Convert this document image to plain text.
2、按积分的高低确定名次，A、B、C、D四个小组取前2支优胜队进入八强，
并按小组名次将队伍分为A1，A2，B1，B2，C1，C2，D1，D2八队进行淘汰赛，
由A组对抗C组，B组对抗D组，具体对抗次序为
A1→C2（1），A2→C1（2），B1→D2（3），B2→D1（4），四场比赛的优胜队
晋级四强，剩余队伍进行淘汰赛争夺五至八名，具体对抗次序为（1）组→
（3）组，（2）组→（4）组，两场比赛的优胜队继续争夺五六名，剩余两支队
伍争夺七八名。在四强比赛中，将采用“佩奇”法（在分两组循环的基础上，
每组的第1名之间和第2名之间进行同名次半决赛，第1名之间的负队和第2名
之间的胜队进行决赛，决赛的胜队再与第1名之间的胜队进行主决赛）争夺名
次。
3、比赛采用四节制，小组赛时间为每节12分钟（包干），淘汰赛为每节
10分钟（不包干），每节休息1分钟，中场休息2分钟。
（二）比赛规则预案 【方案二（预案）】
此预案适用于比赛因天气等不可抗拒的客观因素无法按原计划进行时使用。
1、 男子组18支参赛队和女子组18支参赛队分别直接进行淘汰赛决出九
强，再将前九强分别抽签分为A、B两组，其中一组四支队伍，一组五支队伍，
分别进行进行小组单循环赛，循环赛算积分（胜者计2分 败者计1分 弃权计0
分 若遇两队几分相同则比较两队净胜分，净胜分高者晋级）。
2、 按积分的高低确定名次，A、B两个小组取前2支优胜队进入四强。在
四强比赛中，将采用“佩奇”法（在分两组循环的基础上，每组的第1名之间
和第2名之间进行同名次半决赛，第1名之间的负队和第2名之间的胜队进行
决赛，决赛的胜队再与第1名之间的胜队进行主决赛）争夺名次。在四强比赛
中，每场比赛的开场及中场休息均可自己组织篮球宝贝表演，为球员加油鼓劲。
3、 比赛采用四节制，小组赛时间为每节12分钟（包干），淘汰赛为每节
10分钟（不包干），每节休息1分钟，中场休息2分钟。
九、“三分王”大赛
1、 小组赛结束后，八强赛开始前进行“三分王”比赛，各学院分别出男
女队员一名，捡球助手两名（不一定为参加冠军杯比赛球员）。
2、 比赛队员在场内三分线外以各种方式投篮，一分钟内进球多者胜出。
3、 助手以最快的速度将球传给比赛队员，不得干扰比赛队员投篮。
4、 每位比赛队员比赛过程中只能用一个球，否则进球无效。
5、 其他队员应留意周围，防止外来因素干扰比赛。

==================================================

#### [Exercise prompt]
Identify each line in the records above that contains the word "比赛采用四节制", and copy it out in full.

#### [Expected output]
3、比赛采用四节制，小组赛时间为每节12分钟（包干），淘汰赛为每节
3、 比赛采用四节制，小组赛时间为每节12分钟（包干），淘汰赛为每节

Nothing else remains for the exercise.